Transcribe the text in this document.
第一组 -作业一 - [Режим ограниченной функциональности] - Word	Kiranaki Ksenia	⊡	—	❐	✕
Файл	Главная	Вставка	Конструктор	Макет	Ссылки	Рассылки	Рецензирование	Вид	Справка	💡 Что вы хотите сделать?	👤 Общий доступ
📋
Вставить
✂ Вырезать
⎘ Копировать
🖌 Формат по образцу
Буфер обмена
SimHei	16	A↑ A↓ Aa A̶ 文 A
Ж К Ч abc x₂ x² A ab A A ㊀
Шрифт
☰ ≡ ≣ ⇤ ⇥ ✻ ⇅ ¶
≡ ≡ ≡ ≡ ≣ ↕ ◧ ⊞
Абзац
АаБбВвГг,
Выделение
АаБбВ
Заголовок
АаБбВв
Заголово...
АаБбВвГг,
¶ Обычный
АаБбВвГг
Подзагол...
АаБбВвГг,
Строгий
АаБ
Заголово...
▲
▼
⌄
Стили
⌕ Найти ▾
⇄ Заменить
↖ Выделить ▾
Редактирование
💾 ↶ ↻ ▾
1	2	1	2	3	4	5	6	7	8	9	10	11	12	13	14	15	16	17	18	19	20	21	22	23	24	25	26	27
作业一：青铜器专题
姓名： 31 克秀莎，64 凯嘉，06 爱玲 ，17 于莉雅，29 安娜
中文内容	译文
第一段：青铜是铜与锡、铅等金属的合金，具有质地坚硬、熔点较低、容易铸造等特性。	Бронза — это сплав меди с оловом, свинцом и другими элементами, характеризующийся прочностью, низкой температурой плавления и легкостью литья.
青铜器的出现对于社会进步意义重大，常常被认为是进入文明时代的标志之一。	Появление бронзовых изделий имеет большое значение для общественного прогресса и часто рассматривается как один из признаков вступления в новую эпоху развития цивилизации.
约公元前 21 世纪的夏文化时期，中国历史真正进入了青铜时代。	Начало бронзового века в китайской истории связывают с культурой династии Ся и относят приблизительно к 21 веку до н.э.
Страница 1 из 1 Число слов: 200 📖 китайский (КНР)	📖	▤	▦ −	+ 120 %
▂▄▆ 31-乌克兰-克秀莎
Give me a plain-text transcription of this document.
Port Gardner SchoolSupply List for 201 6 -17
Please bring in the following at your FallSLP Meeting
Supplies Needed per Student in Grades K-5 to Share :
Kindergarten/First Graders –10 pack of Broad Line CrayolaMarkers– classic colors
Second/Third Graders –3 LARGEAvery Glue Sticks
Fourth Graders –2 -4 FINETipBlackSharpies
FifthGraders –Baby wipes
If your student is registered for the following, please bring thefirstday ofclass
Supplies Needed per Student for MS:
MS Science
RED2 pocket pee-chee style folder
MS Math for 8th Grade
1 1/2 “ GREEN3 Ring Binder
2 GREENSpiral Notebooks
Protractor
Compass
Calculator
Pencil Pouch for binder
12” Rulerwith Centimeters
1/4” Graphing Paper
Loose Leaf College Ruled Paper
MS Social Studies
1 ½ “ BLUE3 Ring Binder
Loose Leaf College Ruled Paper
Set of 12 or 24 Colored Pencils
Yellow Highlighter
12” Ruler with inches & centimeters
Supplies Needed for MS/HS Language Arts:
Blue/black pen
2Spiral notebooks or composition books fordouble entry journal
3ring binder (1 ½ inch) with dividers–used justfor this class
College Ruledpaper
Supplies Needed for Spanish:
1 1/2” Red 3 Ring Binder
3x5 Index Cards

· · · · · · ·

» **EXERCISE DESCRIPTION**: In the entries above, count each line that holds "this". Give the total and nothing else.

» **WRITTEN SOLUTION**: 3